Please carry the Knicks coaching text below forward from its last sentence.

■ **Extract**:
[Start of section]

Woodson took over from Mike D’Antoni as interim coach late in the 2011-12 where the Knicks went 18-6 to finish the season strong that led to his promotion as head coach.  He went on to guide the Knicks to their first Atlantic Divition title since the 1993-94 season with a 54-28 record in 2013. The 54 wins were the most by any Knicks team since the 1996-97 season. They beat the Boston Celtics, 4-2, in the first round of the playoffs to make it to the Eastern Conference semifinals for the first time since 2000.  Their phenomenal run ended in the next round with a 4-2 series loss to the Indiana Pacers.

Beset by injuries the following season, the Knicks fell short of the playoffs, finishing 37-45, that led to his ouster.  He ended up with the third-best winning percentage in franchise history (.580) and the seventh-most victories (109-79) by a head coach.

Greer and Yashimoto, meanwhile, were with Thibodeau in his last two stops in Chicago and Minnesota helping him reach post-season success.

[End of section]

Stored data entries
[Start of section]

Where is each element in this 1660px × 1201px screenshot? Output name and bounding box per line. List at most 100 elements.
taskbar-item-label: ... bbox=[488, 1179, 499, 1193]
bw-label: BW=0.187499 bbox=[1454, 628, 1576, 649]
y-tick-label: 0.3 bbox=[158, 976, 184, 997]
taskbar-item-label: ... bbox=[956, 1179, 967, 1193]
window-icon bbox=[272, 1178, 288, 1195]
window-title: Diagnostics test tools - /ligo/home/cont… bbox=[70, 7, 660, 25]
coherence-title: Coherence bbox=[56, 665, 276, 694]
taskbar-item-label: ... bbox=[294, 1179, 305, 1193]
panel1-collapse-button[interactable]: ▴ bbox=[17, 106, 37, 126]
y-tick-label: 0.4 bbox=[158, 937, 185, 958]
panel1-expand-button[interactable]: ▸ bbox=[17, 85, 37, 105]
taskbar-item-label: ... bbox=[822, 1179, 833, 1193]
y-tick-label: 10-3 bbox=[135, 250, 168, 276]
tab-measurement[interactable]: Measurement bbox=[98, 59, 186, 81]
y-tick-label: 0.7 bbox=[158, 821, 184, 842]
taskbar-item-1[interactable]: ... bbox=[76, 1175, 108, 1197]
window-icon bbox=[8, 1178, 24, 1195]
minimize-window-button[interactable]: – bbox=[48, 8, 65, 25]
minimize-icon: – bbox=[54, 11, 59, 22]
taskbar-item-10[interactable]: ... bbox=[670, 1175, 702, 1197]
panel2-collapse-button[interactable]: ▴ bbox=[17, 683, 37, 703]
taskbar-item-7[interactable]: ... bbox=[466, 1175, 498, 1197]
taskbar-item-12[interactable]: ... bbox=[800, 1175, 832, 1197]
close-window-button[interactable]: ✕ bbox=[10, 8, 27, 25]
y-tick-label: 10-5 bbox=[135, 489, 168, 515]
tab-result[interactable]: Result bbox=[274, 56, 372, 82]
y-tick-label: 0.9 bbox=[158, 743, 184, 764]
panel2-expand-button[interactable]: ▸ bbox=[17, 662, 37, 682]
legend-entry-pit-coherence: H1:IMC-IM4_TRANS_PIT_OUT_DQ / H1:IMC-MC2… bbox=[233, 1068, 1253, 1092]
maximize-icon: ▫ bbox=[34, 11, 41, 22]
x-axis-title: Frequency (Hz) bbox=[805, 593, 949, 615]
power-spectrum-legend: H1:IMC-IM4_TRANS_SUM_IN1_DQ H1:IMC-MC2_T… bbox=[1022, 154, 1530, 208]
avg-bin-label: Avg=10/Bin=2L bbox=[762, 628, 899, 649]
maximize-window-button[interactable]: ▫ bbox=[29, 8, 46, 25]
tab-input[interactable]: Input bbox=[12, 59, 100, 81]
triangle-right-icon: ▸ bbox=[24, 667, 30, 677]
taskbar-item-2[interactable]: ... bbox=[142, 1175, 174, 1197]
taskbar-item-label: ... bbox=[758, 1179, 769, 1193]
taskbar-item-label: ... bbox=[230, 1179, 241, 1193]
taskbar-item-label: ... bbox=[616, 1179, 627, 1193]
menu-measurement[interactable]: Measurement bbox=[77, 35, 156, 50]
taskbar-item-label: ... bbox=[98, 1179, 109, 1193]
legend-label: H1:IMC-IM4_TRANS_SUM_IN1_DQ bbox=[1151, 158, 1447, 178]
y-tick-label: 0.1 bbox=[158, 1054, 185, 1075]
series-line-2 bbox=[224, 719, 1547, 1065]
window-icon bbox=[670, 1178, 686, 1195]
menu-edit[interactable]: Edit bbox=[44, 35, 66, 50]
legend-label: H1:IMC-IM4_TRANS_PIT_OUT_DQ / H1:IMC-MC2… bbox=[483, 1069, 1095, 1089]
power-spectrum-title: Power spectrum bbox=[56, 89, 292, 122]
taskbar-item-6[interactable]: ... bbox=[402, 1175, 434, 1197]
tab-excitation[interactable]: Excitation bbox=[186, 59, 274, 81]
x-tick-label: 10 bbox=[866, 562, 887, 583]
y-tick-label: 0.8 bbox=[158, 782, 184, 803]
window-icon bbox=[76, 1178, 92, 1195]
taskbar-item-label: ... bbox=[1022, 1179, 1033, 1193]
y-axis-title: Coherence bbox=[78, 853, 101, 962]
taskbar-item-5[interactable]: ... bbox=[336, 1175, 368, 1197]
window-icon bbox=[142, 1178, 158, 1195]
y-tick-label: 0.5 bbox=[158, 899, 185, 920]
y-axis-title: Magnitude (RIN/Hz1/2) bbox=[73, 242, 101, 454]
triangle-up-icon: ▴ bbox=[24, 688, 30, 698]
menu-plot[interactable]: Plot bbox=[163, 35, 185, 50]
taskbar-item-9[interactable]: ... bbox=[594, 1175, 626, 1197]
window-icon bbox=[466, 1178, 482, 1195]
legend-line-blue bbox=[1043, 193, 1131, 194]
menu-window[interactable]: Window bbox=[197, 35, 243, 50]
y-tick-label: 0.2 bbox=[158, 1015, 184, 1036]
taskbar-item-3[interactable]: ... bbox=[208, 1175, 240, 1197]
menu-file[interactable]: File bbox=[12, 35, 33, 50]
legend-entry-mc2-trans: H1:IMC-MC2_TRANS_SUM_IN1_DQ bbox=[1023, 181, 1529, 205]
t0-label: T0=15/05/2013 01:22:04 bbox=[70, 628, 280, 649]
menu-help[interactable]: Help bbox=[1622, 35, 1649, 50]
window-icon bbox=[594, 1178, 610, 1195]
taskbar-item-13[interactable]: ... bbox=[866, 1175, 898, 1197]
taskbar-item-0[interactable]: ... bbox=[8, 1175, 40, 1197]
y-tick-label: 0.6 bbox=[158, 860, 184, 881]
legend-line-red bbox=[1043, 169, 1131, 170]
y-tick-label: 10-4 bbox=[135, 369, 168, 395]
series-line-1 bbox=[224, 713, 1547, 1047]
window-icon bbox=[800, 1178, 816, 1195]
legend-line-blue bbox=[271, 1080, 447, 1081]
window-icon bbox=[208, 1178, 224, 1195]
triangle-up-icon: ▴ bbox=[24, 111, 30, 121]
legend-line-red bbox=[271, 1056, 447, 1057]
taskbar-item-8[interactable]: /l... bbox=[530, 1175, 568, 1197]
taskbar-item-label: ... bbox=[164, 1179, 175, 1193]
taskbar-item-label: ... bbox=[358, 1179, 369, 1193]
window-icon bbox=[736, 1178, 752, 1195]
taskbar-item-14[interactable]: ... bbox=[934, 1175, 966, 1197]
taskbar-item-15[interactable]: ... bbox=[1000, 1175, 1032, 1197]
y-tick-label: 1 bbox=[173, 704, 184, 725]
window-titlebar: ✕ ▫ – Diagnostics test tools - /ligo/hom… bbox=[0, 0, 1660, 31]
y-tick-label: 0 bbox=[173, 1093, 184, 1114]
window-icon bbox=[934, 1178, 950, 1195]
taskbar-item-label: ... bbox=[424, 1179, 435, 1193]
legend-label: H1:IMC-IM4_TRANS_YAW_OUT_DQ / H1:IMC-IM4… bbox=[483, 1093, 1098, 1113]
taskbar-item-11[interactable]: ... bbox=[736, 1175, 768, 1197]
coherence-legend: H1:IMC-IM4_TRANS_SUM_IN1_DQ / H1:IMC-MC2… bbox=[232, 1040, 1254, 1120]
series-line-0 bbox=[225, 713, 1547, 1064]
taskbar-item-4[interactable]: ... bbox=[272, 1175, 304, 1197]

[End of section]

■ **Reply to the task**:
Greer has previously served as scout for the Knicks and worked with Thibodeau in Jeff Van Gundy and later on Don Chaney’s coaching staff from 2001-03. He has also spent some time with the USA Basketball, first serving as one of Gregg Popovich’s scout in the 2019 USA World Cup team. He was also an assistant coach under Mike Fratello in the 2020 AmeriCup Qualifying team.

Marc Berman of New York The Post reported that Andy Greer’s younger brother, Larry, has a good chance of reuniting with the group. Larry Greer was also with Thibodeau in Minnesota and most recently served as one of Monty Williams’ assistant coach in Phoenix.

Yashimoto, meanwhile, will reprise his role as Thibodeau’s right hand man. He will serve as assistant to the head coach. Previously, he served Thibodeau as Special Assistant to the President of Basketball Operations in Minnesota.  Yashimoto most recently held the position of Director of Basketball Strategy and Video at University of Georgia, bringing with him an intel on Anthony Edwards, one of the top rookie prospects in this year’s Draft.  Empire Sports Media has learned from a source inside University of Georgia that Yashimoto’s contract with the Bulldogs expires today.

Bryant along with Kenny Payne have built a strong reputation as solid skills and player developmental coaches and players’ whisperers.

In the midst of reshaping the Knicks organization, the team’s long-time Director of Performance Mubarak Malik has stepped down from his post.

Malik has recently announced his emotional yet intriguing resignation on a lengthy Instagram post.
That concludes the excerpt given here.